**Tarefas a realizar**
a - Transcreva do texto sobre o escândalo da farinata a passagem que vai de "No entanto, a" a "sim, pelo caso.".
b - Por favor, dê sequência ao texto sobre o escândalo da farinata a partir da última frase apresentada.

**Trecho do texto**
########
É claro que houve silêncio absoluto no que se diz ao envolvimento de Divaldo Pereira Franco no lançamento oficial da "ração humana" do prefeito de São Paulo, João Dória Jr., um ato deplorável envolvendo um "médium espírita".
O escândalo da "farinata" é talvez o maior envolvendo um"médium" desde o caso Otília Diogo (1963-1970), no qual o "médium" mineiro Francisco Cândido Xavier, o Chico Xavier, parecendo um Aécio Neves da religião, foi inocentado de acusações de cumplicidade, apesar de haver registros com ele acompanhando atento toda a fraude.
No entanto, a mídia tentou abafar o escândalo, e, infelizmente, a imprensa de esquerda seguiu atrás, seduzida pela imagem adocicada de Divaldo Franco, que saiu pela porta dos fundos depois de oferecer seu evento Você e a Paz para o lançamento do estranho composto alimentar. Divaldo nada fez para impedir o lançamento do produto e também não reagiu diante da exibição do seu nome e da marca do evento na camiseta do prefeito paulistano. Logo, tem responsabilidade, sim, pelo caso.
########
(Entradas de um conjunto de dados)

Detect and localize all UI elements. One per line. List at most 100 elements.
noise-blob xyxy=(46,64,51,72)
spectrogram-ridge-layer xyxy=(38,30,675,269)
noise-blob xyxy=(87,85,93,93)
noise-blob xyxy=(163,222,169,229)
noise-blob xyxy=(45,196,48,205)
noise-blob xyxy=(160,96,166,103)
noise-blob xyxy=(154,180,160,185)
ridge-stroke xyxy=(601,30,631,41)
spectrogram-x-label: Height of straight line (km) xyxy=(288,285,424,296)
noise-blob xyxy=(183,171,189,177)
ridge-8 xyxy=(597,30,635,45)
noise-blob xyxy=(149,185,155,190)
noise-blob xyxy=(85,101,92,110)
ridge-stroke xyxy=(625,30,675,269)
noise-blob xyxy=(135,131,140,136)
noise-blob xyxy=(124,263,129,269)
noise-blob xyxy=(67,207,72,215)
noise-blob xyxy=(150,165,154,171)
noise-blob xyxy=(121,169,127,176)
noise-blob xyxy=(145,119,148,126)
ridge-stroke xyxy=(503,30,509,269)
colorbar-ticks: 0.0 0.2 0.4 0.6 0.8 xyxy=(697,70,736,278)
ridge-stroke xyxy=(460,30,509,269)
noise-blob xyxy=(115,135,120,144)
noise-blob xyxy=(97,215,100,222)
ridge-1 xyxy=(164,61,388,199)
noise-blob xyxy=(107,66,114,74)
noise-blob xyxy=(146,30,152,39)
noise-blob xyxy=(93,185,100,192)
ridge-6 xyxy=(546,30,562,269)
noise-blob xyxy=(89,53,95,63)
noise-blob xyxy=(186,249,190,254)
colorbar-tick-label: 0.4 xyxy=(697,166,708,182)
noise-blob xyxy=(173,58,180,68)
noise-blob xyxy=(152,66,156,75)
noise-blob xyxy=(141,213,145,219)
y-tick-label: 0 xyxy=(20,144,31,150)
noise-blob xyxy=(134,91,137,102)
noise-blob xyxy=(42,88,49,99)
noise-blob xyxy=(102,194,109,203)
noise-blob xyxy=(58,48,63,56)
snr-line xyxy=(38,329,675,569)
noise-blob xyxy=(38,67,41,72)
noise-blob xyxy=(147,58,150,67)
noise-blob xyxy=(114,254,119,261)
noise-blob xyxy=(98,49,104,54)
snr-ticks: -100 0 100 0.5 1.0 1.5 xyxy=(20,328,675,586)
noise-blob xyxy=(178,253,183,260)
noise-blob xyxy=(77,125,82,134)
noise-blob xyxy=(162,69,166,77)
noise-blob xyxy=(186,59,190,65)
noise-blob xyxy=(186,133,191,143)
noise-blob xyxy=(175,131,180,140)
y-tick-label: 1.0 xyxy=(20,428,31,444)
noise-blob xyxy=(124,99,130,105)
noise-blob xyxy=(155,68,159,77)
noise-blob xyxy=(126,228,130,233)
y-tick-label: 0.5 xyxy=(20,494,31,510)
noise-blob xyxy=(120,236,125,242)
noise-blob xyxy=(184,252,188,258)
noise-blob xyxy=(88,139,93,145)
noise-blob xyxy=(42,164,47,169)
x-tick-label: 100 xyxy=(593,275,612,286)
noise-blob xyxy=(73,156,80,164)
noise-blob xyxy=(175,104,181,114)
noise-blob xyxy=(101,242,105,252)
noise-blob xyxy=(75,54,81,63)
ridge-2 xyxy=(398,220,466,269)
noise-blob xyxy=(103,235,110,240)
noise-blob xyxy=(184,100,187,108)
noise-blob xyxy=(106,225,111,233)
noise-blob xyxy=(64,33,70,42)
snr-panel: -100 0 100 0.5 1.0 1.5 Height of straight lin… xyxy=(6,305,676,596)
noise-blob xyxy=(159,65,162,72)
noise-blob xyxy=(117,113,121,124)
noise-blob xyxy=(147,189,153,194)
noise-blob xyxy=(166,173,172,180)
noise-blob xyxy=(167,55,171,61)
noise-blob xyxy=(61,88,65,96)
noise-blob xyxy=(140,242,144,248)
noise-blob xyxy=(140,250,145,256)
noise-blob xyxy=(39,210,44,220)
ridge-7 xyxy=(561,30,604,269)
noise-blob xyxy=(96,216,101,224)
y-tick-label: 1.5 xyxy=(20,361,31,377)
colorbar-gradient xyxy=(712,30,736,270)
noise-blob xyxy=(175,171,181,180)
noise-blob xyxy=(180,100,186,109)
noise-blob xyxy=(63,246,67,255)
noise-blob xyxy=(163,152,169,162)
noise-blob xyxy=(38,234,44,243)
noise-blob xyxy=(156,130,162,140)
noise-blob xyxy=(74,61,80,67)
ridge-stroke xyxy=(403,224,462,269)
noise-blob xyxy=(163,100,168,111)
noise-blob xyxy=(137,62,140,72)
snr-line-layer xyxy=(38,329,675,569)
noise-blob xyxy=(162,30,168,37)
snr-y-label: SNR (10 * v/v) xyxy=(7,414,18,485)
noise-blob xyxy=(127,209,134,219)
########
**Resultados por tarefa**
a -
No entanto, a mídia tentou abafar o escândalo, e, infelizmente, a imprensa de esquerda seguiu atrás, seduzida pela imagem adocicada de Divaldo Franco, que saiu pela porta dos fundos depois de oferecer seu evento Você e a Paz para o lançamento do estranho composto alimentar. Divaldo nada fez para impedir o lançamento do produto e também não reagiu diante da exibição do seu nome e da marca do evento na camiseta do prefeito paulistano. Logo, tem responsabilidade, sim, pelo caso.

b -
Aí pesquisamos o fórum de mensagens do Blog da Cidadania, uma das poucas páginas de esquerda que se permitiu falar sobre o caso. Um deslumbrado por Divaldo Franco, então, escreveu um comentário bastante ingênuo e complacente sobre isso. Seu nome é Maurício Santos:
"Foi triste ver Divaldo Franco, o maior representante da Doutrina Espírita (sic), premiar Dória, como "Pessoa que se Doa", em seu evento, de caráter internacional, Você e a Paz. Chego a questionar a responsabilidade de uma figura tão formadora de opinião nesse meio praticar esse ato".
O sujeito, certamente, só expressou dúvida, mas, mesmo assim, demonstrou implicitamente que sentia uma esperança de Divaldo ser "inocentado" por ter sido "manipulado por irmãos pouco esclarecidos ou espíritos de má intenção" a apoiar esse estranho alimento. É aquela coisa: "médium", quando erra, é absolvido mesmo tendo culpa. É o inverso do PT, partido de "criminosos sem crime". O "espiritismo" é a religião do "crime sem criminosos".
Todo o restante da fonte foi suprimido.